-- BEGIN --
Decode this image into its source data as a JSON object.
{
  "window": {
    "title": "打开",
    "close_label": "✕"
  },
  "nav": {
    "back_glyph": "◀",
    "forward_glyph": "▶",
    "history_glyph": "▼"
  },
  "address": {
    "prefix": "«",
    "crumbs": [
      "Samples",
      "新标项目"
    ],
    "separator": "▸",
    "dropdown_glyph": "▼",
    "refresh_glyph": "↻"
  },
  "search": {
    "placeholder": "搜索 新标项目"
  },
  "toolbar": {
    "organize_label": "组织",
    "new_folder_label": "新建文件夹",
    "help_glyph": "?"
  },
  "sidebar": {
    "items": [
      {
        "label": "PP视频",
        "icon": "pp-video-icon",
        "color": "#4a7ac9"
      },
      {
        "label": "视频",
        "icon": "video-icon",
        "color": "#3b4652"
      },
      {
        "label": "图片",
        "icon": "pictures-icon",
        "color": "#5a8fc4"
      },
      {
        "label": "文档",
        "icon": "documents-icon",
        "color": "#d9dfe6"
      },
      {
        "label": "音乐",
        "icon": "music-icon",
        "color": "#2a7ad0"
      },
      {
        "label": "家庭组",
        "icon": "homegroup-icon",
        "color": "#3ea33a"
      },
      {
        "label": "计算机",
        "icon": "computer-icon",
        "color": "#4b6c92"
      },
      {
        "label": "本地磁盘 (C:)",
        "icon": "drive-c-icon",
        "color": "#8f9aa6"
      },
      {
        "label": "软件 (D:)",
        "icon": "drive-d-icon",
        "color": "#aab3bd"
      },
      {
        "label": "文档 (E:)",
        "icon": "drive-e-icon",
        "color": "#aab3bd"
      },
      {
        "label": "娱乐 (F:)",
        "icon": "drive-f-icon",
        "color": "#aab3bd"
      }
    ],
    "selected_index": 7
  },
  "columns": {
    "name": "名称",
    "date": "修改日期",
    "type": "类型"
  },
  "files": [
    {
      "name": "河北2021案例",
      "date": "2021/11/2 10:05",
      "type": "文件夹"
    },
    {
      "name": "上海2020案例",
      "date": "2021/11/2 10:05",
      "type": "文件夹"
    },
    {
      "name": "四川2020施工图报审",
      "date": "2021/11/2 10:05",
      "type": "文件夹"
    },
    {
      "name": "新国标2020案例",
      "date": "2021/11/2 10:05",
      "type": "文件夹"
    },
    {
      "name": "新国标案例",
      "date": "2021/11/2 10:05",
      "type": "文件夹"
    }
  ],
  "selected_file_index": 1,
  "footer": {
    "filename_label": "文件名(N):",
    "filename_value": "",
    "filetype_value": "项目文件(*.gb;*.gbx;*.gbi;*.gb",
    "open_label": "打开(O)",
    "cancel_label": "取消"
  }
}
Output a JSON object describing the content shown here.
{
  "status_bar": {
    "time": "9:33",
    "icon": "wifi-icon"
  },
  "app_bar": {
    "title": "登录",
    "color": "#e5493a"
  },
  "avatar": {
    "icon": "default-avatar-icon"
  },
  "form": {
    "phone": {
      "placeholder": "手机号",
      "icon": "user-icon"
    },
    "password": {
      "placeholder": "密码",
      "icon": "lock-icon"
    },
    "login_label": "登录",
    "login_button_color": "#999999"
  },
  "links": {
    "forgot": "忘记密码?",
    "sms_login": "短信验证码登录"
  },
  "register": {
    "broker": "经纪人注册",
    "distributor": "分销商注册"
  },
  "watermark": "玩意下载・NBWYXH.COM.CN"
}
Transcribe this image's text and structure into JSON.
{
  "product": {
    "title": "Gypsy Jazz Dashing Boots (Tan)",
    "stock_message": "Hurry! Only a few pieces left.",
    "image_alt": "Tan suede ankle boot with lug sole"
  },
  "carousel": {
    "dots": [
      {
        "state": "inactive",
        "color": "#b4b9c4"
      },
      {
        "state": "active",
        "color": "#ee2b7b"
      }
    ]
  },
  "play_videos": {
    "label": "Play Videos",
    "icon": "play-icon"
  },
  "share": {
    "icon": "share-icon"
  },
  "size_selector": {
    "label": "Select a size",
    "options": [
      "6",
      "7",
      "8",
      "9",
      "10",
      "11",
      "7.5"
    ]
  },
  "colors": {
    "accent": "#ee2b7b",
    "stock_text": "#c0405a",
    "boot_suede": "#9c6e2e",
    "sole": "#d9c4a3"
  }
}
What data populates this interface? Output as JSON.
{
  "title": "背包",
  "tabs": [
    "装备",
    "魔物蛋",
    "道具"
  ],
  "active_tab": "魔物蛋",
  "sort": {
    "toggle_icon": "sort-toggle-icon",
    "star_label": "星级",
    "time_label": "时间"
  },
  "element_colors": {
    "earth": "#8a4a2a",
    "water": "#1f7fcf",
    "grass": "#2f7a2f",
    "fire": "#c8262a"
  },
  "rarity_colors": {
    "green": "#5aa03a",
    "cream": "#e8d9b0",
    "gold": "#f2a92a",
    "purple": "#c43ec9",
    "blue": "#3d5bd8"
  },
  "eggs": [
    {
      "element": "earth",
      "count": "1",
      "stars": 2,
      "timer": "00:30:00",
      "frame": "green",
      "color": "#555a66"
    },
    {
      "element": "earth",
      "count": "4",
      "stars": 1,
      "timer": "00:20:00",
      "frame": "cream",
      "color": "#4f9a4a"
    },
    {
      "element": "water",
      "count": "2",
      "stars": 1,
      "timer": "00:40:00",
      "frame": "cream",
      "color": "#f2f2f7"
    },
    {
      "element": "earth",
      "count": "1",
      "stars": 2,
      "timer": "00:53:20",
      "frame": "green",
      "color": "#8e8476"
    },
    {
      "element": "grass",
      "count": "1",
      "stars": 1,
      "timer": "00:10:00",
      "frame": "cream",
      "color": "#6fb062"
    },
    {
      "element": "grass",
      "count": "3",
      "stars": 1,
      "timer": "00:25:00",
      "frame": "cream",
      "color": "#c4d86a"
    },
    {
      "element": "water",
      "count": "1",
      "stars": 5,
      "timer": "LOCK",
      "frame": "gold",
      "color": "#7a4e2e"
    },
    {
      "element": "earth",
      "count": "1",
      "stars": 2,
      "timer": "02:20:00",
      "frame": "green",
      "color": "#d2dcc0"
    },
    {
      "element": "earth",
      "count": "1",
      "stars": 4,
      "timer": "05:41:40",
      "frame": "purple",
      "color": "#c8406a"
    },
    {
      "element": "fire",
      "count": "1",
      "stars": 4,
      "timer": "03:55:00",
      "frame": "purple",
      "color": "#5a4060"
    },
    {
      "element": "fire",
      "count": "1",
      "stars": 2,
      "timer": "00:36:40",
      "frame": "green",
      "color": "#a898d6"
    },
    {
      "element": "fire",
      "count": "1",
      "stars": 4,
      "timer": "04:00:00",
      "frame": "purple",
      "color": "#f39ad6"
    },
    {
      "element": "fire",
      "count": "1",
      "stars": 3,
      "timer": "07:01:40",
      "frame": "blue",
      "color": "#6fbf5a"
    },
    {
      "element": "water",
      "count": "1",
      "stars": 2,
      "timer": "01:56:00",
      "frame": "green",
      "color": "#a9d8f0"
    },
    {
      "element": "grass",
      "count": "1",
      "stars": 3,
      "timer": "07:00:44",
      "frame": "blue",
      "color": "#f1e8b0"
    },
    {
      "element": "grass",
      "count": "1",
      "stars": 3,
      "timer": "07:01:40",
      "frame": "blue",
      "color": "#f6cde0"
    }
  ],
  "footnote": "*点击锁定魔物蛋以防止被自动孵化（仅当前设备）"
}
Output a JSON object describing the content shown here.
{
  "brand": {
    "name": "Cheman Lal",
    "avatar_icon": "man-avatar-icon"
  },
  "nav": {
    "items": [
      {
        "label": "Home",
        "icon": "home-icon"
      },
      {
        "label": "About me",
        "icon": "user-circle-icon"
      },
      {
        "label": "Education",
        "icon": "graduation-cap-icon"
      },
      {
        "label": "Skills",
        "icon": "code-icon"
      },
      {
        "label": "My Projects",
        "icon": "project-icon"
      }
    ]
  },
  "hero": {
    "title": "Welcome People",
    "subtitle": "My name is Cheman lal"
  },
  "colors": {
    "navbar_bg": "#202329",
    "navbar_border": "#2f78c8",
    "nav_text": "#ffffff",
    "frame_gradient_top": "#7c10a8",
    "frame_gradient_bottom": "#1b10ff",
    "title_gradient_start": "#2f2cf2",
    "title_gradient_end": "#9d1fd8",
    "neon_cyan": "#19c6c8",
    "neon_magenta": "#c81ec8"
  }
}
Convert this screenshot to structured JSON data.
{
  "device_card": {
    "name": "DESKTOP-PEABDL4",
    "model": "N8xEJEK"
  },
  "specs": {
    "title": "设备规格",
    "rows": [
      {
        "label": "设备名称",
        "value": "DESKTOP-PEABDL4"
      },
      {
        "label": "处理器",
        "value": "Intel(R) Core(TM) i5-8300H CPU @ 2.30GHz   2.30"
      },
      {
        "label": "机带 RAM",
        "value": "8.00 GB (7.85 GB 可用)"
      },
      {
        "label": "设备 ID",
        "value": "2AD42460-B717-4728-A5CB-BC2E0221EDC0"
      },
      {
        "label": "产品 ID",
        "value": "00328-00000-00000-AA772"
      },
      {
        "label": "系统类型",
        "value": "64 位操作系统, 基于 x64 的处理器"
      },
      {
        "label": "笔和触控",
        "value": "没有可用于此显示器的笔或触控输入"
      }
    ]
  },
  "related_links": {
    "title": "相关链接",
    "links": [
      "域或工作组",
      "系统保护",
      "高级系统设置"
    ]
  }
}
-- END --
[Problem to work on] Find how many lines of the material carry the string "drive". Only the number should be in the answer.

[Exercise response] 4